* [DIRECTIONS FOR THIS TASK]
Copy every line of the records below where the word "inom" occurs.
— Start of PROVIDED INFORMATION —
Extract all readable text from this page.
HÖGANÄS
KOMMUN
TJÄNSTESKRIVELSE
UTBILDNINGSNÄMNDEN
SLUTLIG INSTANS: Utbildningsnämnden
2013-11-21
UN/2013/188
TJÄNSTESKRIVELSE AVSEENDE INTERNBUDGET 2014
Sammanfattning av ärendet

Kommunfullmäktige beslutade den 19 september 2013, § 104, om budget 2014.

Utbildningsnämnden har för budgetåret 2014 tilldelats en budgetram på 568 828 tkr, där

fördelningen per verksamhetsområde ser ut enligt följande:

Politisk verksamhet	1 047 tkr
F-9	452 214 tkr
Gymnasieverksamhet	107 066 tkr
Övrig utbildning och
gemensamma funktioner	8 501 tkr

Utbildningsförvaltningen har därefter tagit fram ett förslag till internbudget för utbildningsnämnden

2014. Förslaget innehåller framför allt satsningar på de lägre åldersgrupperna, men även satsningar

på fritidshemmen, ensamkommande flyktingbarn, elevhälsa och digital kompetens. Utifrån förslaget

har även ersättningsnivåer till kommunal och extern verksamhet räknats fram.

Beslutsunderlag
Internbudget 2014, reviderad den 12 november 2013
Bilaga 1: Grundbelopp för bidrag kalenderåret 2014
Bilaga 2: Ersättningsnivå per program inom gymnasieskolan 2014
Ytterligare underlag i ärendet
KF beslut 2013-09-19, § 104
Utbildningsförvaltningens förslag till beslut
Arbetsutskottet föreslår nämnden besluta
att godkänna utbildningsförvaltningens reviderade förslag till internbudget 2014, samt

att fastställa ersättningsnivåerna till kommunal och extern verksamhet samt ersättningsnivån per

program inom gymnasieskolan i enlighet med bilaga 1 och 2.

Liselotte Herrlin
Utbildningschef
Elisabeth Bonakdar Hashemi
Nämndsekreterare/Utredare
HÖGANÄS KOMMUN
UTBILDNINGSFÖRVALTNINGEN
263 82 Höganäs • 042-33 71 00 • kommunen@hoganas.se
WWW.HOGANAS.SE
— End of PROVIDED INFORMATION —
* [ANSWER TO THE PROBLEM]
Bilaga 2: Ersättningsnivå per program inom gymnasieskolan 2014
program inom gymnasieskolan i enlighet med bilaga 1 och 2.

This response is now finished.